Materials provided ▸
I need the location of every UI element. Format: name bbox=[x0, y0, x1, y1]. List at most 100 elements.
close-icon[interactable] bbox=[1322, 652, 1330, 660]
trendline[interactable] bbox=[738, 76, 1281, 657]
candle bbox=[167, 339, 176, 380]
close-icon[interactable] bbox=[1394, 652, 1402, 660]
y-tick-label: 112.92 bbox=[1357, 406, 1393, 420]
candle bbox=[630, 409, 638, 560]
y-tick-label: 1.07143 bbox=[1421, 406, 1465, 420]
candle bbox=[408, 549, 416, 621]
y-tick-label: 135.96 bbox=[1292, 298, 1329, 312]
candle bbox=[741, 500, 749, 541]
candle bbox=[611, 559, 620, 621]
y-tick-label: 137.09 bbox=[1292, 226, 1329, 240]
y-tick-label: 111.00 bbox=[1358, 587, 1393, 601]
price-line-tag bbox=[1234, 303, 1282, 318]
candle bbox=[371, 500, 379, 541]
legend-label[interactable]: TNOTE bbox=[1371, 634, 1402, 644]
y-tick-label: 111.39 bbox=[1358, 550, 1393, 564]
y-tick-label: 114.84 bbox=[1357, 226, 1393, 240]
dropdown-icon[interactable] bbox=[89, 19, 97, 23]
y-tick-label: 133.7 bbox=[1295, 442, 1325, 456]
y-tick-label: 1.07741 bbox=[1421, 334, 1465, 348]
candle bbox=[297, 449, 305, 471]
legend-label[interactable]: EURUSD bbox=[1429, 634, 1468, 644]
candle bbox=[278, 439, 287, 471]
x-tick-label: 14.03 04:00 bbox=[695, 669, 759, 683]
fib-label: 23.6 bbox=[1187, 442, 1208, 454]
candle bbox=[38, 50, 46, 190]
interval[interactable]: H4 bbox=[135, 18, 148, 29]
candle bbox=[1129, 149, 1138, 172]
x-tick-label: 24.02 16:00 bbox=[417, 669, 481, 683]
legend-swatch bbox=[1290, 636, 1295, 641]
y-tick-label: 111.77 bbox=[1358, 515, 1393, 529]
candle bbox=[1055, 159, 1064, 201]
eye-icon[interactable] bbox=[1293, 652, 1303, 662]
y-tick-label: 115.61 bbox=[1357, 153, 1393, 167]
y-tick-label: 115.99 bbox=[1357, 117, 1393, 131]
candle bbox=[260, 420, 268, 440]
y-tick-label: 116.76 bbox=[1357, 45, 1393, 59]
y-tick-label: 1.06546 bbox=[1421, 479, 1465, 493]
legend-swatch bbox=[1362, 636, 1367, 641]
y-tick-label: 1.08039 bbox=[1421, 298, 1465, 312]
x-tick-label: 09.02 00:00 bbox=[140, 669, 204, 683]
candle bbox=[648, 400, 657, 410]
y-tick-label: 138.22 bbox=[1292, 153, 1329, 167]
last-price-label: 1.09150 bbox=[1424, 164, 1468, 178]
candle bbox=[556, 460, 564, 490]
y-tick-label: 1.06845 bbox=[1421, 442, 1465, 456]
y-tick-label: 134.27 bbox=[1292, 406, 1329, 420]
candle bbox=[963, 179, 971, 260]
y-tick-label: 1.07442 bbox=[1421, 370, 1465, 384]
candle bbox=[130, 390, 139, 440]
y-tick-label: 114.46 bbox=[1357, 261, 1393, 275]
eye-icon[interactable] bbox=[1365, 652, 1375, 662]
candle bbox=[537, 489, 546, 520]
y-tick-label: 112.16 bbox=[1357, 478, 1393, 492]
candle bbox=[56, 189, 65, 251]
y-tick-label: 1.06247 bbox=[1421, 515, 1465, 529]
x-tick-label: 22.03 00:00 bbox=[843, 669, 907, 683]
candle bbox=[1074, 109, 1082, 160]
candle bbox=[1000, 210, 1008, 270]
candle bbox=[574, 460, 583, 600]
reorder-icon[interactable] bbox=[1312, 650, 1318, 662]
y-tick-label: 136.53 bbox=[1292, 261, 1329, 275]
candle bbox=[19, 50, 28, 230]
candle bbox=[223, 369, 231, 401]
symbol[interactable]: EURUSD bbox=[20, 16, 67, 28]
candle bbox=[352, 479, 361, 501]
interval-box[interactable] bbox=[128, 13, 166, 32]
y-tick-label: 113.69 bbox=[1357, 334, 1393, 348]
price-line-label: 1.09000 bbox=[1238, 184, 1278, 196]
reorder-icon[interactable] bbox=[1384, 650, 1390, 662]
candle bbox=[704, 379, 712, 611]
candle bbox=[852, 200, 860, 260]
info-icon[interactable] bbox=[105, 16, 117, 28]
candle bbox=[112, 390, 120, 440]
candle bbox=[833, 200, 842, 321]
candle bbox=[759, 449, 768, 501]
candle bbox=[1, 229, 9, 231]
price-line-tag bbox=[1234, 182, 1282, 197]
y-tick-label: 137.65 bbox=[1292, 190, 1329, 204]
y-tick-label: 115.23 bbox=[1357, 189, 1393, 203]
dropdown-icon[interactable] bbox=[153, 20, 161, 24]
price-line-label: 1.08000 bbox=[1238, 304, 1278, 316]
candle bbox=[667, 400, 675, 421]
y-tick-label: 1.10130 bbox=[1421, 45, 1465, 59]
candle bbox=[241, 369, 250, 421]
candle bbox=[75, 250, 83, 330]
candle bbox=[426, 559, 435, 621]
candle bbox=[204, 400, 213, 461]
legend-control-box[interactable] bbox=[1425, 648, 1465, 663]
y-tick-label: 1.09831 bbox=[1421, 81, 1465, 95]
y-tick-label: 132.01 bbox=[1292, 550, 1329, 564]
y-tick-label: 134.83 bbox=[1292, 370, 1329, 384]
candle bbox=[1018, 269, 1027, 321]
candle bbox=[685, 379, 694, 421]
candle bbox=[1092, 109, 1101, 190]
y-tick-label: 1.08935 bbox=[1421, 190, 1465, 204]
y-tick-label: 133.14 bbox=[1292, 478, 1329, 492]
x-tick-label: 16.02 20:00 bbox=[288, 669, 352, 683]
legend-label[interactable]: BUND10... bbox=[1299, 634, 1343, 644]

Your goal ▸
Write every line of the records above as a JSON list of strings, one string per line, leaving out blank lines.

Answer to this exercise ▸
[
  "I need the location of every UI element. Format: name bbox=[x0, y0, x1, y1]. List at most 100 elements.",
  "close-icon[interactable] bbox=[1322, 652, 1330, 660]",
  "trendline[interactable] bbox=[738, 76, 1281, 657]",
  "candle bbox=[167, 339, 176, 380]",
  "close-icon[interactable] bbox=[1394, 652, 1402, 660]",
  "y-tick-label: 112.92 bbox=[1357, 406, 1393, 420]",
  "candle bbox=[630, 409, 638, 560]",
  "y-tick-label: 1.07143 bbox=[1421, 406, 1465, 420]",
  "candle bbox=[408, 549, 416, 621]",
  "y-tick-label: 135.96 bbox=[1292, 298, 1329, 312]",
  "candle bbox=[741, 500, 749, 541]",
  "candle bbox=[611, 559, 620, 621]",
  "y-tick-label: 137.09 bbox=[1292, 226, 1329, 240]",
  "y-tick-label: 111.00 bbox=[1358, 587, 1393, 601]",
  "price-line-tag bbox=[1234, 303, 1282, 318]",
  "candle bbox=[371, 500, 379, 541]",
  "legend-label[interactable]: TNOTE bbox=[1371, 634, 1402, 644]",
  "y-tick-label: 111.39 bbox=[1358, 550, 1393, 564]",
  "y-tick-label: 114.84 bbox=[1357, 226, 1393, 240]",
  "dropdown-icon[interactable] bbox=[89, 19, 97, 23]",
  "y-tick-label: 133.7 bbox=[1295, 442, 1325, 456]",
  "y-tick-label: 1.07741 bbox=[1421, 334, 1465, 348]",
  "candle bbox=[297, 449, 305, 471]",
  "legend-label[interactable]: EURUSD bbox=[1429, 634, 1468, 644]",
  "candle bbox=[278, 439, 287, 471]",
  "x-tick-label: 14.03 04:00 bbox=[695, 669, 759, 683]",
  "fib-label: 23.6 bbox=[1187, 442, 1208, 454]",
  "candle bbox=[38, 50, 46, 190]",
  "interval[interactable]: H4 bbox=[135, 18, 148, 29]",
  "candle bbox=[1129, 149, 1138, 172]",
  "x-tick-label: 24.02 16:00 bbox=[417, 669, 481, 683]",
  "legend-swatch bbox=[1290, 636, 1295, 641]",
  "y-tick-label: 111.77 bbox=[1358, 515, 1393, 529]",
  "candle bbox=[1055, 159, 1064, 201]",
  "eye-icon[interactable] bbox=[1293, 652, 1303, 662]",
  "y-tick-label: 115.61 bbox=[1357, 153, 1393, 167]",
  "y-tick-label: 115.99 bbox=[1357, 117, 1393, 131]",
  "candle bbox=[260, 420, 268, 440]",
  "y-tick-label: 116.76 bbox=[1357, 45, 1393, 59]",
  "y-tick-label: 1.06546 bbox=[1421, 479, 1465, 493]",
  "legend-swatch bbox=[1362, 636, 1367, 641]",
  "y-tick-label: 1.08039 bbox=[1421, 298, 1465, 312]",
  "x-tick-label: 09.02 00:00 bbox=[140, 669, 204, 683]",
  "candle bbox=[648, 400, 657, 410]",
  "y-tick-label: 138.22 bbox=[1292, 153, 1329, 167]",
  "last-price-label: 1.09150 bbox=[1424, 164, 1468, 178]",
  "candle bbox=[556, 460, 564, 490]",
  "y-tick-label: 1.06845 bbox=[1421, 442, 1465, 456]",
  "y-tick-label: 134.27 bbox=[1292, 406, 1329, 420]",
  "candle bbox=[963, 179, 971, 260]",
  "y-tick-label: 1.07442 bbox=[1421, 370, 1465, 384]",
  "candle bbox=[130, 390, 139, 440]",
  "y-tick-label: 114.46 bbox=[1357, 261, 1393, 275]",
  "eye-icon[interactable] bbox=[1365, 652, 1375, 662]",
  "candle bbox=[537, 489, 546, 520]",
  "y-tick-label: 112.16 bbox=[1357, 478, 1393, 492]",
  "candle bbox=[56, 189, 65, 251]",
  "y-tick-label: 1.06247 bbox=[1421, 515, 1465, 529]",
  "x-tick-label: 22.03 00:00 bbox=[843, 669, 907, 683]",
  "candle bbox=[1074, 109, 1082, 160]",
  "candle bbox=[1000, 210, 1008, 270]",
  "candle bbox=[574, 460, 583, 600]",
  "reorder-icon[interactable] bbox=[1312, 650, 1318, 662]",
  "y-tick-label: 136.53 bbox=[1292, 261, 1329, 275]",
  "candle bbox=[19, 50, 28, 230]",
  "candle bbox=[223, 369, 231, 401]",
  "symbol[interactable]: EURUSD bbox=[20, 16, 67, 28]",
  "candle bbox=[352, 479, 361, 501]",
  "interval-box[interactable] bbox=[128, 13, 166, 32]",
  "y-tick-label: 113.69 bbox=[1357, 334, 1393, 348]",
  "price-line-label: 1.09000 bbox=[1238, 184, 1278, 196]",
  "reorder-icon[interactable] bbox=[1384, 650, 1390, 662]",
  "candle bbox=[704, 379, 712, 611]",
  "candle bbox=[852, 200, 860, 260]",
  "info-icon[interactable] bbox=[105, 16, 117, 28]",
  "candle bbox=[112, 390, 120, 440]",
  "candle bbox=[833, 200, 842, 321]",
  "candle bbox=[759, 449, 768, 501]",
  "candle bbox=[1, 229, 9, 231]",
  "price-line-tag bbox=[1234, 182, 1282, 197]",
  "y-tick-label: 137.65 bbox=[1292, 190, 1329, 204]",
  "y-tick-label: 115.23 bbox=[1357, 189, 1393, 203]",
  "dropdown-icon[interactable] bbox=[153, 20, 161, 24]",
  "price-line-label: 1.08000 bbox=[1238, 304, 1278, 316]",
  "candle bbox=[667, 400, 675, 421]",
  "y-tick-label: 1.10130 bbox=[1421, 45, 1465, 59]",
  "candle bbox=[241, 369, 250, 421]",
  "candle bbox=[75, 250, 83, 330]",
  "candle bbox=[426, 559, 435, 621]",
  "candle bbox=[204, 400, 213, 461]",
  "legend-control-box[interactable] bbox=[1425, 648, 1465, 663]",
  "y-tick-label: 1.09831 bbox=[1421, 81, 1465, 95]",
  "y-tick-label: 132.01 bbox=[1292, 550, 1329, 564]",
  "y-tick-label: 134.83 bbox=[1292, 370, 1329, 384]",
  "candle bbox=[1018, 269, 1027, 321]",
  "candle bbox=[685, 379, 694, 421]",
  "candle bbox=[1092, 109, 1101, 190]",
  "y-tick-label: 1.08935 bbox=[1421, 190, 1465, 204]",
  "y-tick-label: 133.14 bbox=[1292, 478, 1329, 492]",
  "x-tick-label: 16.02 20:00 bbox=[288, 669, 352, 683]",
  "legend-label[interactable]: BUND10... bbox=[1299, 634, 1343, 644]"
]